_Aim_
Pull out every line with the word "kapela" from the entries below.

Begin

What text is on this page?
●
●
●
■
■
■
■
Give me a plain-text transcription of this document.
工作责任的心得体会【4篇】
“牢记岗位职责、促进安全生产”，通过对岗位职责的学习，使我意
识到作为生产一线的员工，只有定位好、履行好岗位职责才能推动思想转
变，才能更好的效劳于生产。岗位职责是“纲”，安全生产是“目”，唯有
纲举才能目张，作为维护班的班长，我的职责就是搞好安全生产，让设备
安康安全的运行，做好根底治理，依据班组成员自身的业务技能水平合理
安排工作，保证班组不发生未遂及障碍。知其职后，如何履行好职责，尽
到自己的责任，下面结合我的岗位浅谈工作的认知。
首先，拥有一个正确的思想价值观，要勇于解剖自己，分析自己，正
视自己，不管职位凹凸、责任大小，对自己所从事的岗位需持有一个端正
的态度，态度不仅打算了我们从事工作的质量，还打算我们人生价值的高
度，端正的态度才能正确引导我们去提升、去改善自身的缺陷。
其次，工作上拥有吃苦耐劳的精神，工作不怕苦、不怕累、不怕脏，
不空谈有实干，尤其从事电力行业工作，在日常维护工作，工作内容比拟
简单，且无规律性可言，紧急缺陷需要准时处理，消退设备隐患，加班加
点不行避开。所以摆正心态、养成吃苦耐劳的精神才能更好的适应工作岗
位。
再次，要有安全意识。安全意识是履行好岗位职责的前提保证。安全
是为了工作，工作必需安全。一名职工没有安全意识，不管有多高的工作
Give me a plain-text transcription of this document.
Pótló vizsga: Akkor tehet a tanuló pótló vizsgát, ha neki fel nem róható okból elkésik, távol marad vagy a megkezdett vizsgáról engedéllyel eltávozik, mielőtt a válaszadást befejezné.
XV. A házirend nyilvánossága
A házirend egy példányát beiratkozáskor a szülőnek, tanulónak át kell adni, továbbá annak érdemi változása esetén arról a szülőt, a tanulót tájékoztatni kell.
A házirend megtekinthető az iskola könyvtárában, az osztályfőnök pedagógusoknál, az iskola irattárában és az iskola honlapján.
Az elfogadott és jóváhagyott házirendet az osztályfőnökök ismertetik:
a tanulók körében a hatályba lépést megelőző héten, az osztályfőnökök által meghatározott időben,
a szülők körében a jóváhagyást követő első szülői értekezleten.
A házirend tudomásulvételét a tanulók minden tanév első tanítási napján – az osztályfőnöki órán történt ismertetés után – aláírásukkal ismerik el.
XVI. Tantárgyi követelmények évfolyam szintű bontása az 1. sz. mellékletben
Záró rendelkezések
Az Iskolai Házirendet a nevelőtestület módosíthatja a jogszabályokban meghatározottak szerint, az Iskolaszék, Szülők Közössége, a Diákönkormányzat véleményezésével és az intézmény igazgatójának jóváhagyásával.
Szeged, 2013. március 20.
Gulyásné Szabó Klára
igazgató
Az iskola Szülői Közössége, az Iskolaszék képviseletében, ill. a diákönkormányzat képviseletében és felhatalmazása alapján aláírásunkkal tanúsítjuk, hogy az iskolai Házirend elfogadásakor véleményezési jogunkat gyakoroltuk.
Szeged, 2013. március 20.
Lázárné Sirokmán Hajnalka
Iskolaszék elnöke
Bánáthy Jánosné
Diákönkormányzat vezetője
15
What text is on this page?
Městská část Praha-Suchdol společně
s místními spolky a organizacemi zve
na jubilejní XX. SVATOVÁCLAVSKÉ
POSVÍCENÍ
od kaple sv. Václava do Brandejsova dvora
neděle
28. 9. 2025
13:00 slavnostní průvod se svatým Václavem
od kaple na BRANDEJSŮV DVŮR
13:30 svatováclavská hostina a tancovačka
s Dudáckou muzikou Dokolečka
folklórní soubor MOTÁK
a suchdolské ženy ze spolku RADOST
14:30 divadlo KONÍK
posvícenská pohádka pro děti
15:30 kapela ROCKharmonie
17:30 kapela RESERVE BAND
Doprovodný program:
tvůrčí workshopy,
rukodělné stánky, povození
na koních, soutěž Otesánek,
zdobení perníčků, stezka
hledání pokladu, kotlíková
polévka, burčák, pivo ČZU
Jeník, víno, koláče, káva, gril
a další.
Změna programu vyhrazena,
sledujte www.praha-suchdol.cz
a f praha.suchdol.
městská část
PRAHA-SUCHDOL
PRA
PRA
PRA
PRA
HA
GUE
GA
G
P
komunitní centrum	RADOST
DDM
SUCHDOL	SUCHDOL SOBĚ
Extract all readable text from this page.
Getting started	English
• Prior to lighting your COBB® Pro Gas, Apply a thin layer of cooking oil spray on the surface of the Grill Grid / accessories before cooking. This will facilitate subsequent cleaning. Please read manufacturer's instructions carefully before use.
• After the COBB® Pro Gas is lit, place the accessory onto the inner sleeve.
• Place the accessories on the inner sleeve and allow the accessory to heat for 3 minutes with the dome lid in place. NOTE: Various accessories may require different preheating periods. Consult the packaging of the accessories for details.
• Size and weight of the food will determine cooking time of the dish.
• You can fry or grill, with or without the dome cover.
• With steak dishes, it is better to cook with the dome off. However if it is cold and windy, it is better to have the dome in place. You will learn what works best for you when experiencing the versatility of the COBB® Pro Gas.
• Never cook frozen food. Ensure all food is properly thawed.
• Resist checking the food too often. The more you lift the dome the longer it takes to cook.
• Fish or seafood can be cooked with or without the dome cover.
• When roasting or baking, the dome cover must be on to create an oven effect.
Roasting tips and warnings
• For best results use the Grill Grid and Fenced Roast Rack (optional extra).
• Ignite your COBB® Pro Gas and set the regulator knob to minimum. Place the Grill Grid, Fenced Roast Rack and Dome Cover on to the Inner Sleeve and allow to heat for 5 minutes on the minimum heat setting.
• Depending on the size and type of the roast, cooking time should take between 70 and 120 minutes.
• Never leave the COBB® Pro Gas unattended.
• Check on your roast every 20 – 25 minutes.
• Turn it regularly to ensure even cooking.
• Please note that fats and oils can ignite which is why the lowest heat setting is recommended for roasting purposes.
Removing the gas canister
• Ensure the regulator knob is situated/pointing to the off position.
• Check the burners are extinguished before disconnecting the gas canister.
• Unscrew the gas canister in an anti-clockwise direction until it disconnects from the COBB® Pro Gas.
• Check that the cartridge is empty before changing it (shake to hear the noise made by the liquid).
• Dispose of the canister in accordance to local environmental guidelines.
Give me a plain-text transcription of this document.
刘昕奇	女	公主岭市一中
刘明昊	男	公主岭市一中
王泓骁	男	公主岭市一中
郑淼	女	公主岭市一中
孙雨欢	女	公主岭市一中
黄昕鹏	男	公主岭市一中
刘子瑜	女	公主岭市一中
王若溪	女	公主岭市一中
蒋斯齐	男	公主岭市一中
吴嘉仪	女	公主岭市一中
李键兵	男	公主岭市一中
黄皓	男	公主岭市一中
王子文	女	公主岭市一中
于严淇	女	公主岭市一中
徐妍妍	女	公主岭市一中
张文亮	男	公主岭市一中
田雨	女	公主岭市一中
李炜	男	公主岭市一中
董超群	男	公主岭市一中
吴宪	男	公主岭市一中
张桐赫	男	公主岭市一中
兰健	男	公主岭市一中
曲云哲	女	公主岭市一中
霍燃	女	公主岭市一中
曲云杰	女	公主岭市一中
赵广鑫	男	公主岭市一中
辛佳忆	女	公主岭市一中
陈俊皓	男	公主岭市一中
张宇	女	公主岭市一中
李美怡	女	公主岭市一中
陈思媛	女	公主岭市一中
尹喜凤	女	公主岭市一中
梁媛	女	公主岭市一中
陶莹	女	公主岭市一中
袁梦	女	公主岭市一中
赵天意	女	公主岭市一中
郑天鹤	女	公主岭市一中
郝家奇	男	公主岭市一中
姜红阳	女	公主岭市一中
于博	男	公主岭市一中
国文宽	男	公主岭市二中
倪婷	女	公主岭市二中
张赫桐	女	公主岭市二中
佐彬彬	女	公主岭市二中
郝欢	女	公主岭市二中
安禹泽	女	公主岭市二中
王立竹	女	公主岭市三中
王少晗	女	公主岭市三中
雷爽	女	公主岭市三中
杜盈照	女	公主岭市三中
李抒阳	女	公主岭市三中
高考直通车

End

_Exercise answer_
15:30 kapela ROCKharmonie
17:30 kapela RESERVE BAND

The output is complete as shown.